*CONSIGNA*. Copia del texto sobre la benevolencia sistemática el fragmento que empieza con las palabras "Dios requiere una" y termina con "en el corazón.".

*TEXTO*.
■ ■ ■

Este sistema está dispuesto de tal manera que los hombres pueden dar algo de su salario cada día y poner aparte para su Señor una porción de las ganancias de cada inversión. La práctica constante del plan de Dios de la benevolencia sistemática debilita la codicia y fortalece la benevolencia. Si las riquezas aumentan, los hombres, aun los que profesan piedad, colocan sus corazones en ellas; y cuanto más tienen, menos dan a la tesorería del Señor. Así las riquezas hacen egoístas a los hombres y su acumulación alimenta la codicia; y estos males se fortalecen mediante el ejercicio activo. Dios conoce nuestro peligro y nos ha protegido contra él con medios que previenen nuestra propia ruina. Se requiere el ejercicio constante de la benevolencia, para que la fuerza del hábito en las buenas obras pueda quebrar la fuerza del hábito en una dirección opuesta.

Dios requiere una asignación de medios a objetivos benevolentes cada semana, para que en el ejercicio frecuente de esta buena cualidad el corazón pueda mantenerse abierto como una corriente que fluye sin permitir que se cierre. Mediante el ejercicio, la benevolencia constantemente se agranda y fortalece, hasta que llega a ser un principio y reina en el alma. Es altamente peligroso para la espiritualidad concederle al egoísmo y la codicia el más pequeño lugar en el corazón.

■ ■ ■

[Registros de límites de elementos]

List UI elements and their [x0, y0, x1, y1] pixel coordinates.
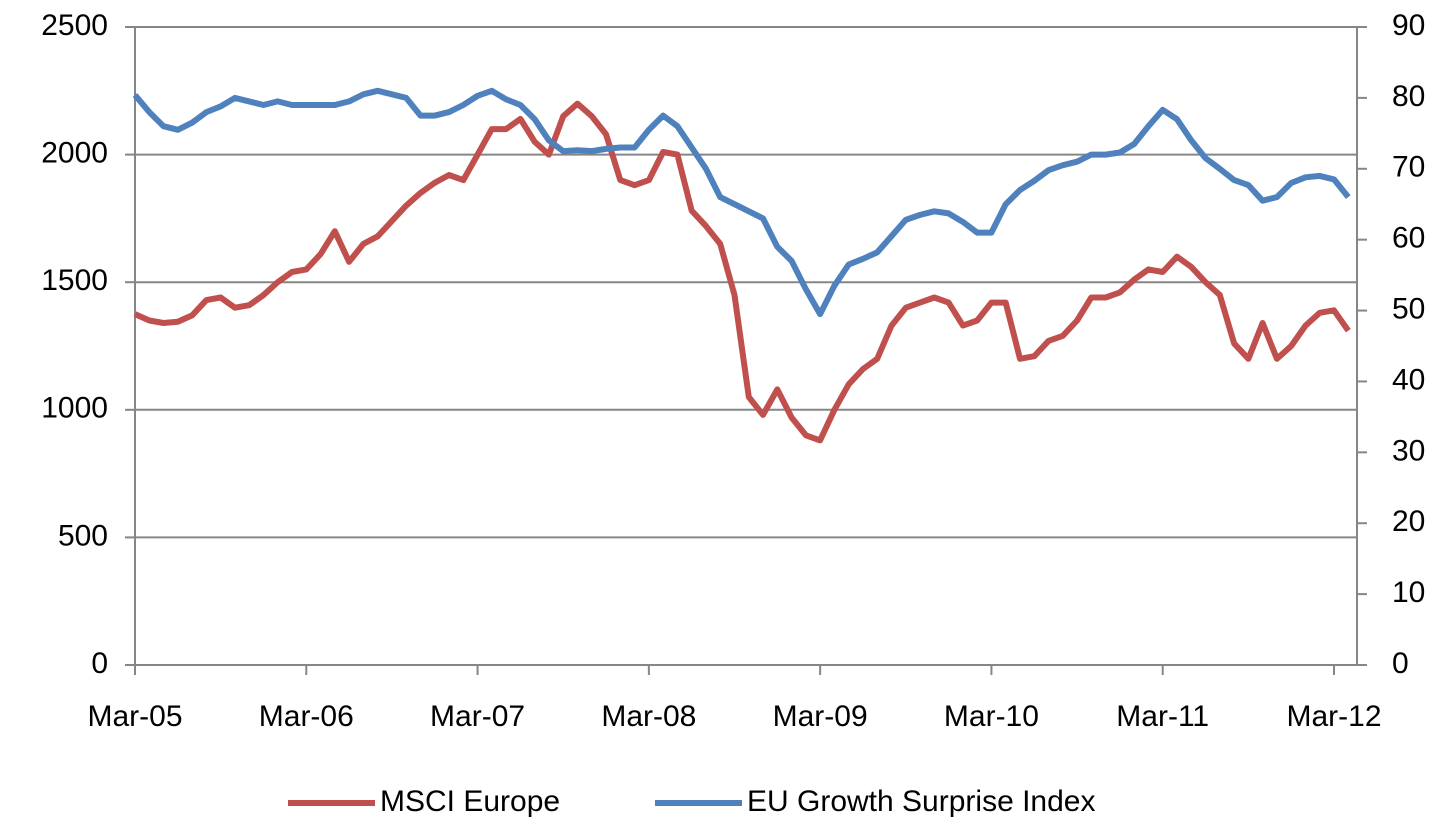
- y-tick-label: 1500: [41, 264, 108, 297]
- y-tick-label: 0: [91, 647, 108, 680]
- y-tick-label: 2000: [41, 137, 108, 170]
- y2-tick-label: 60: [1392, 222, 1425, 255]
- x-tick-label: Mar-10: [944, 700, 1039, 733]
- x-tick-label: Mar-05: [87, 700, 182, 733]
- y-tick-label: 500: [58, 519, 108, 552]
- y2-tick-label: 40: [1392, 363, 1425, 396]
- series-line: [132, 87, 1351, 318]
- legend-label: EU Growth Surprise Index: [747, 785, 1095, 818]
- y2-tick-label: 90: [1392, 9, 1425, 42]
- y2-tick-label: 30: [1392, 434, 1425, 467]
- x-tick-label: Mar-08: [601, 700, 696, 733]
- series-line: [133, 100, 1351, 444]
- x-tick-label: Mar-11: [1116, 700, 1209, 733]
- y2-tick-label: 80: [1392, 80, 1425, 113]
- y2-tick-label: 70: [1392, 151, 1425, 184]
- x-tick-label: Mar-12: [1286, 700, 1381, 733]
- y2-tick-label: 50: [1392, 292, 1425, 325]
- x-tick-label: Mar-06: [259, 700, 354, 733]
- x-tick-label: Mar-09: [773, 700, 868, 733]
- legend-label: MSCI Europe: [380, 785, 560, 818]
- y-tick-label: 2500: [41, 9, 108, 42]
- y2-tick-label: 0: [1392, 647, 1409, 680]
- x-tick-label: Mar-07: [430, 700, 525, 733]
- y2-tick-label: 20: [1392, 505, 1425, 538]
- y-tick-label: 1000: [41, 392, 108, 425]
- y2-tick-label: 10: [1392, 576, 1425, 609]
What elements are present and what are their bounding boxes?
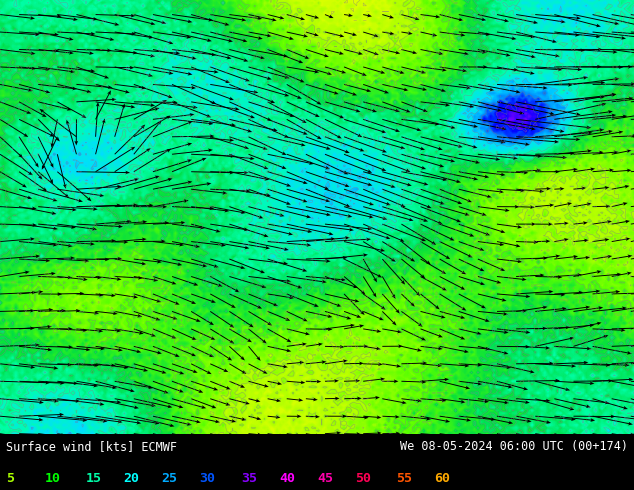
Text: We 08-05-2024 06:00 UTC (00+174): We 08-05-2024 06:00 UTC (00+174)	[399, 441, 628, 453]
Text: 25: 25	[162, 472, 178, 486]
Text: 30: 30	[200, 472, 216, 486]
Text: 35: 35	[241, 472, 257, 486]
Text: 45: 45	[317, 472, 333, 486]
Text: 60: 60	[434, 472, 450, 486]
Text: 40: 40	[279, 472, 295, 486]
Text: Surface wind [kts] ECMWF: Surface wind [kts] ECMWF	[6, 441, 178, 453]
Text: 15: 15	[86, 472, 101, 486]
Text: 20: 20	[124, 472, 139, 486]
Text: 10: 10	[44, 472, 60, 486]
Text: 55: 55	[396, 472, 412, 486]
Text: 5: 5	[6, 472, 15, 486]
Text: 50: 50	[355, 472, 371, 486]
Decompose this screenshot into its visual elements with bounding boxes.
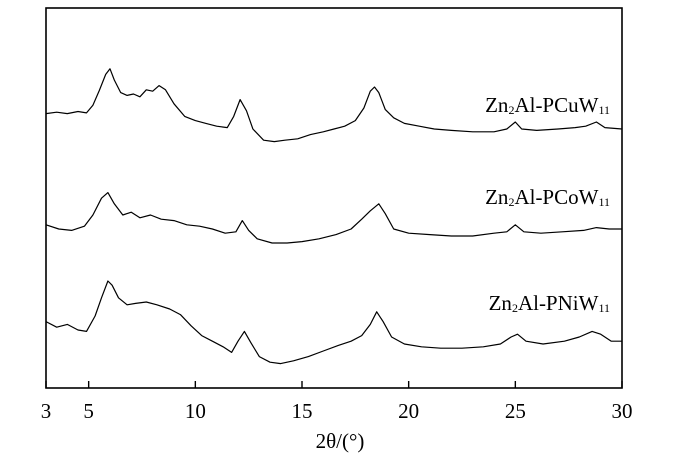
x-ticks: 3 5 10 15 20 25 30 — [41, 381, 633, 423]
plot-frame — [45, 7, 623, 389]
x-tick-label: 3 — [41, 399, 52, 423]
traces — [45, 68, 623, 365]
x-tick-label: 30 — [612, 399, 633, 423]
series-label: Zn2Al-PCuW11 — [485, 93, 610, 117]
x-axis-title: 2θ/(°) — [316, 429, 365, 453]
series-label: Zn2Al-PCoW11 — [485, 185, 610, 209]
series-label: Zn2Al-PNiW11 — [489, 291, 610, 315]
x-tick-label: 15 — [292, 399, 313, 423]
x-tick-label: 20 — [398, 399, 419, 423]
x-tick-label: 10 — [185, 399, 206, 423]
series-line — [45, 280, 622, 365]
series-line — [45, 192, 622, 244]
series-line — [45, 68, 623, 143]
series-labels: Zn2Al-PCuW11 Zn2Al-PCoW11 Zn2Al-PNiW11 — [485, 93, 610, 315]
x-tick-label: 5 — [83, 399, 94, 423]
x-tick-label: 25 — [505, 399, 526, 423]
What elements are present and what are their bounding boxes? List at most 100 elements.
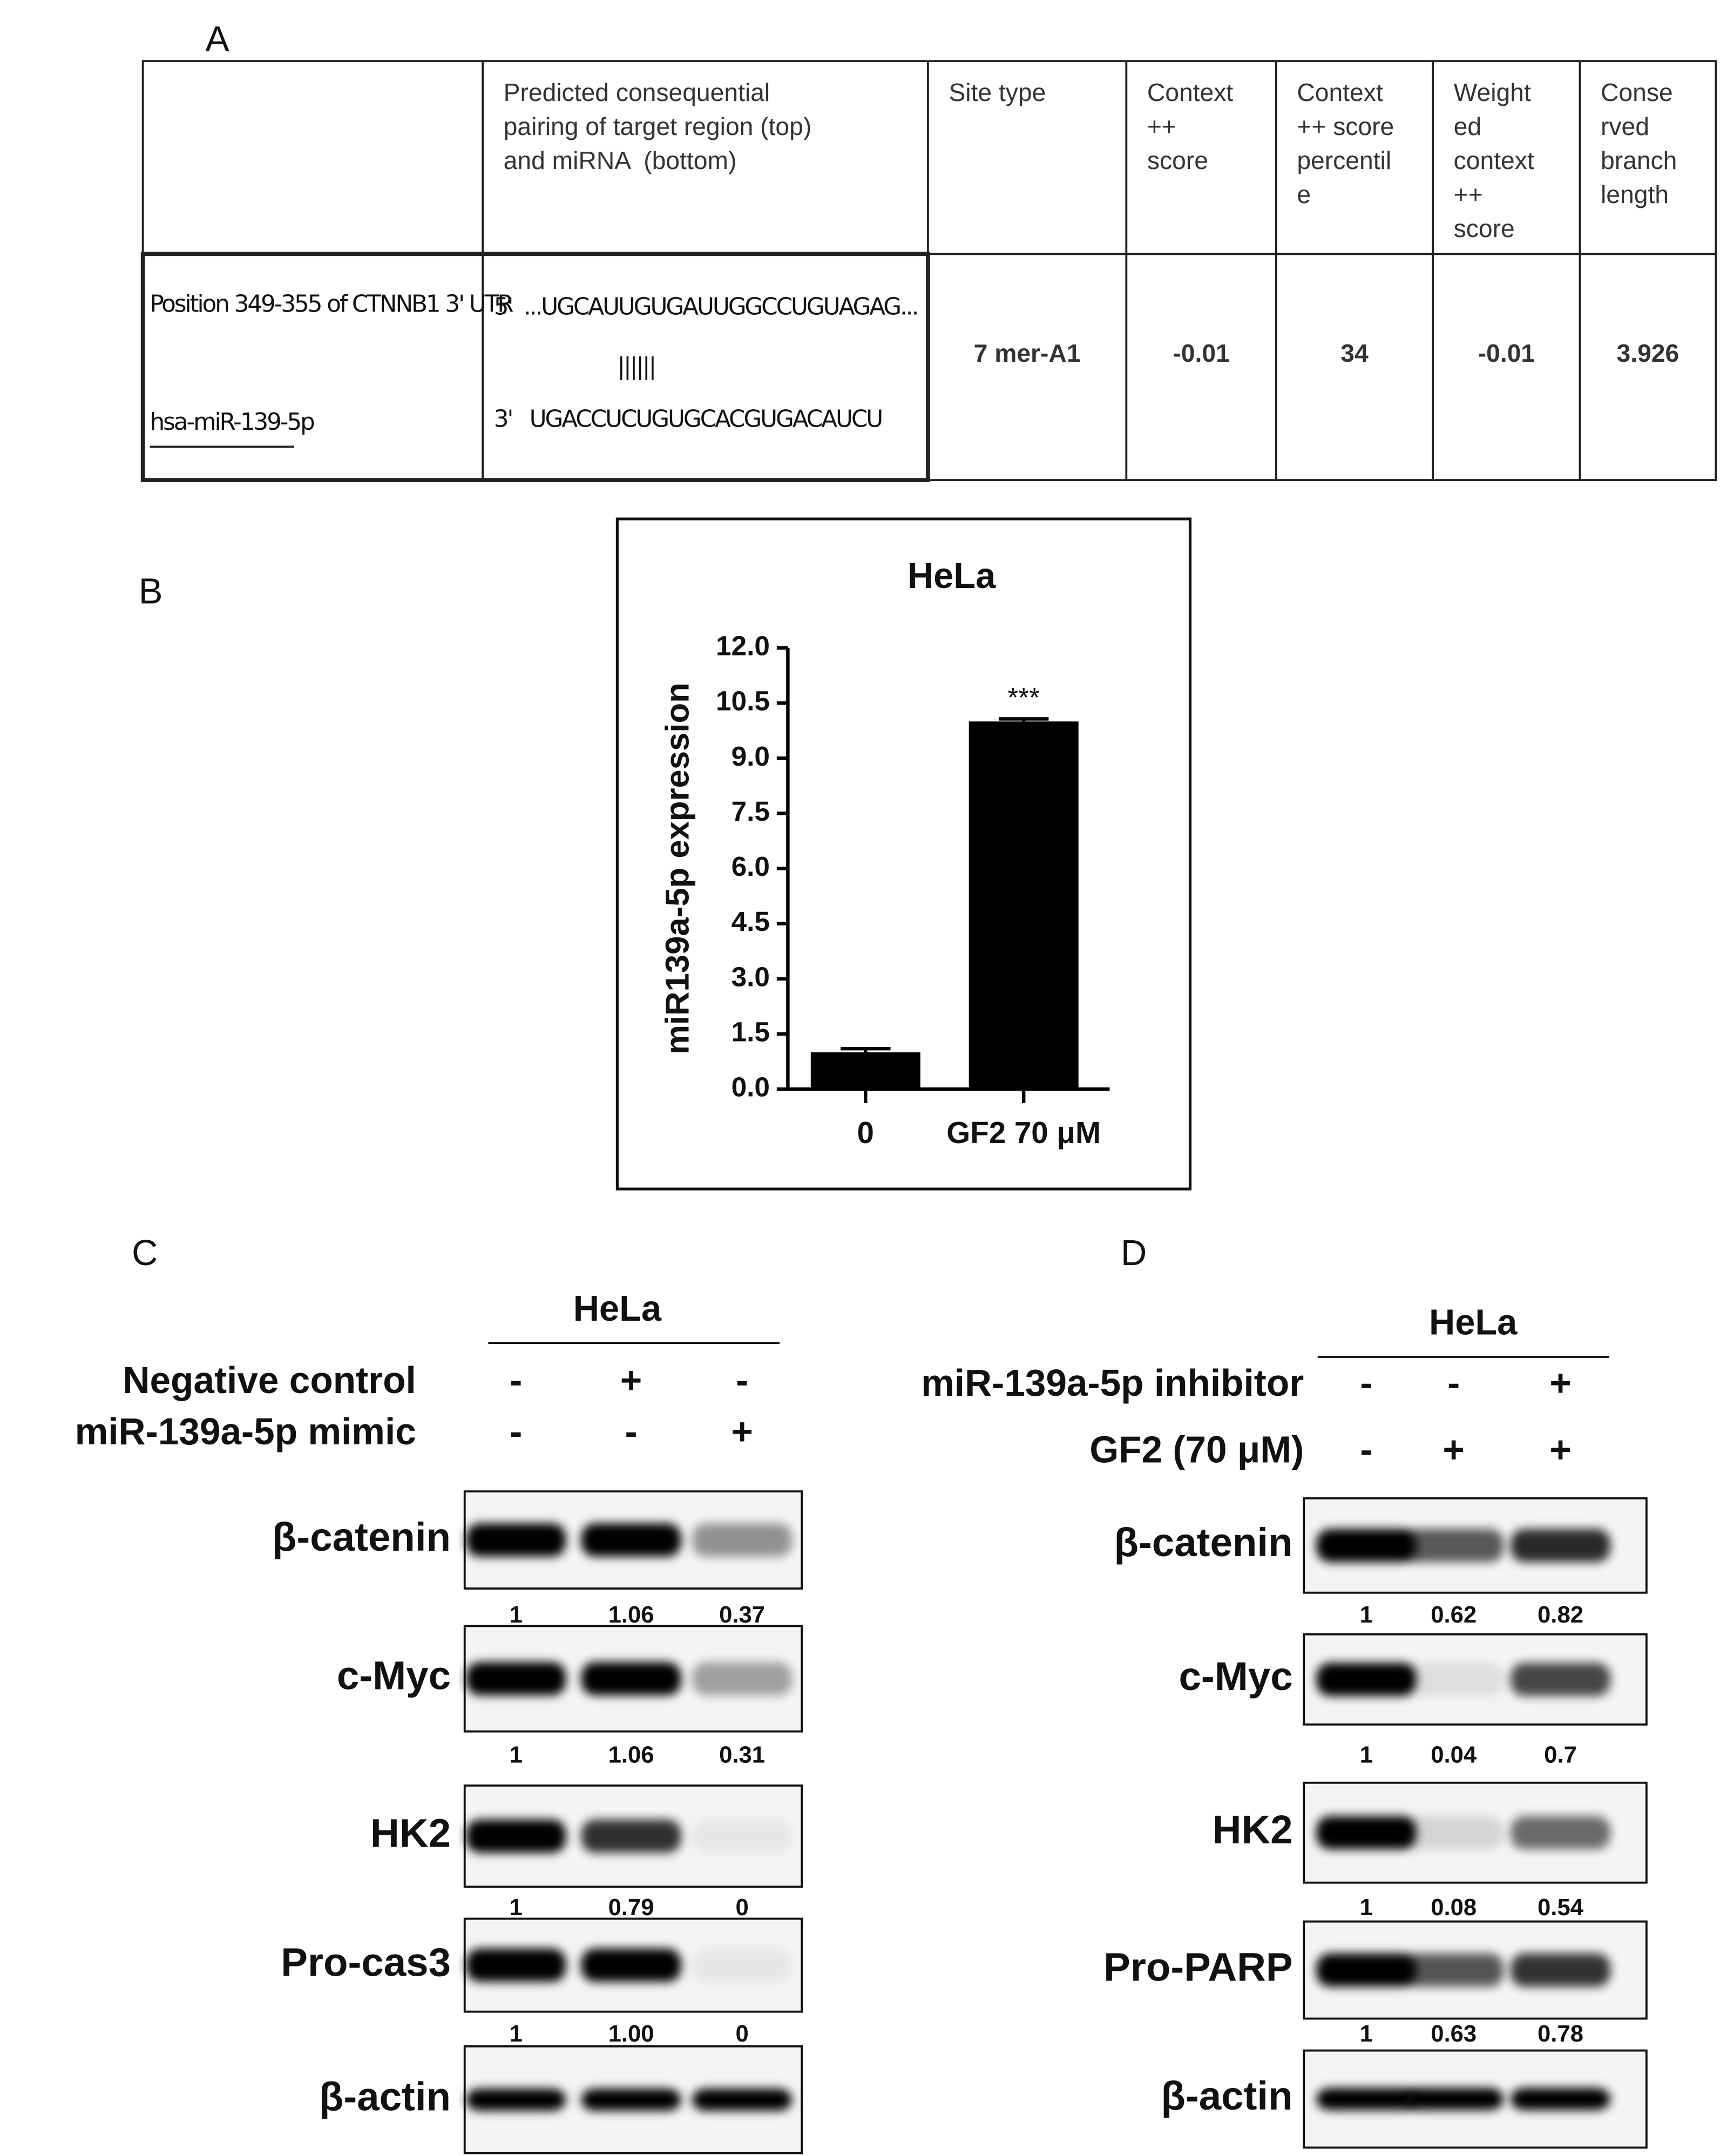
quant-label: 1 — [1360, 1894, 1373, 1921]
band — [1316, 1662, 1417, 1697]
quant-label: 0 — [735, 2020, 748, 2047]
x-tick-label: 0 — [857, 1116, 874, 1150]
quant-label: 0 — [735, 1894, 748, 1921]
y-axis-label: miR139a-5p expression — [659, 682, 696, 1055]
table-header: context — [1454, 146, 1534, 174]
condition-label: Negative control — [123, 1359, 416, 1401]
blot-label: Pro-cas3 — [281, 1939, 451, 1984]
quant-label: 0.37 — [719, 1601, 765, 1628]
condition-sign: - — [736, 1359, 748, 1401]
blot-label: c-Myc — [1179, 1654, 1292, 1699]
blot-label: β-catenin — [1114, 1520, 1293, 1565]
condition-sign: - — [510, 1410, 522, 1452]
condition-sign: - — [1360, 1362, 1372, 1404]
chart-frame — [615, 517, 1192, 1191]
band — [1316, 1529, 1417, 1563]
band — [581, 2089, 681, 2111]
condition-sign: - — [510, 1359, 522, 1401]
quant-label: 0.08 — [1431, 1894, 1477, 1921]
band — [1511, 1529, 1611, 1563]
band — [1404, 1816, 1504, 1850]
table-header: e — [1297, 180, 1311, 208]
band — [1511, 1953, 1611, 1987]
y-tick-label: 7.5 — [732, 795, 770, 827]
band — [1404, 1953, 1504, 1987]
quant-label: 1 — [1360, 2020, 1373, 2047]
table-cell: 34 — [1340, 339, 1369, 367]
band — [692, 1819, 793, 1853]
blot-label: Pro-PARP — [1103, 1944, 1292, 1989]
quant-label: 0.7 — [1544, 1741, 1577, 1768]
table-header: score — [1147, 146, 1208, 174]
band — [466, 1523, 566, 1557]
band — [466, 1948, 566, 1982]
band — [466, 2089, 566, 2111]
band — [1511, 1816, 1611, 1850]
table-header: percentil — [1297, 146, 1391, 174]
condition-sign: - — [1447, 1362, 1460, 1404]
quant-label: 0.82 — [1538, 1601, 1583, 1628]
pairing-line: |||||| — [617, 353, 655, 380]
quant-label: 1.06 — [608, 1741, 654, 1768]
condition-label: GF2 (70 μM) — [1089, 1429, 1304, 1471]
condition-sign: - — [1360, 1429, 1372, 1471]
blot-label: HK2 — [1213, 1807, 1293, 1852]
table-header: Predicted consequential — [504, 78, 770, 106]
y-tick-label: 10.5 — [716, 685, 770, 717]
panel-label: A — [205, 19, 229, 59]
table-header: Context — [1147, 78, 1233, 106]
table-header: length — [1601, 180, 1669, 208]
band — [466, 1819, 566, 1853]
quant-label: 1 — [510, 1894, 523, 1921]
chart-title: HeLa — [908, 556, 996, 596]
row-target: hsa-miR-139-5p — [150, 408, 314, 436]
quant-label: 1.06 — [608, 1601, 654, 1628]
table-header: ++ score — [1297, 112, 1394, 140]
blot-label: c-Myc — [337, 1653, 451, 1698]
blot-label: β-actin — [319, 2074, 451, 2119]
band — [1316, 2087, 1417, 2111]
band — [581, 1662, 681, 1695]
panel-label: B — [139, 571, 163, 611]
y-tick-label: 1.5 — [732, 1016, 770, 1047]
condition-sign: + — [1443, 1429, 1465, 1471]
table-header: ++ — [1454, 180, 1483, 208]
table-header: Site type — [949, 78, 1046, 106]
quant-label: 0.78 — [1538, 2020, 1583, 2047]
band — [1511, 1662, 1611, 1697]
band — [1404, 2087, 1504, 2111]
table-header: Weight — [1454, 78, 1531, 106]
quant-label: 1 — [510, 1601, 523, 1628]
quant-label: 0.31 — [719, 1741, 765, 1768]
y-tick-label: 12.0 — [716, 630, 770, 661]
band — [692, 1523, 793, 1557]
table-header: and miRNA (bottom) — [504, 146, 737, 174]
blot-label: β-catenin — [272, 1515, 451, 1559]
band — [1404, 1662, 1504, 1697]
condition-sign: + — [620, 1359, 642, 1401]
quant-label: 1 — [1360, 1601, 1373, 1628]
blot-label: β-actin — [1161, 2073, 1292, 2118]
table-frame — [140, 60, 1717, 482]
table-cell: 3.926 — [1617, 339, 1680, 367]
y-tick-label: 9.0 — [732, 740, 770, 772]
table-header: Conse — [1601, 78, 1673, 106]
table-header: rved — [1601, 112, 1649, 140]
table-header: ed — [1454, 112, 1481, 140]
cell-line: HeLa — [573, 1289, 662, 1329]
band — [581, 1819, 681, 1853]
y-tick-label: 3.0 — [732, 961, 770, 992]
panel-label: D — [1121, 1233, 1147, 1273]
band — [692, 1662, 793, 1695]
table-header: Context — [1297, 78, 1383, 106]
bar — [810, 1052, 920, 1090]
quant-label: 1.00 — [608, 2020, 654, 2047]
quant-label: 0.63 — [1431, 2020, 1477, 2047]
y-tick-label: 6.0 — [732, 850, 770, 882]
x-tick-label: GF2 70 μM — [946, 1116, 1101, 1150]
table-cell: -0.01 — [1478, 339, 1535, 367]
quant-label: 0.54 — [1538, 1894, 1584, 1921]
condition-sign: + — [1549, 1362, 1572, 1404]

■ ■ ■

*RESPUESTA*.
Dios requiere una asignación de medios a objetivos benevolentes cada semana, para que en el ejercicio frecuente de esta buena cualidad el corazón pueda mantenerse abierto como una corriente que fluye sin permitir que se cierre. Mediante el ejercicio, la benevolencia constantemente se agranda y fortalece, hasta que llega a ser un principio y reina en el alma. Es altamente peligroso para la espiritualidad concederle al egoísmo y la codicia el más pequeño lugar en el corazón.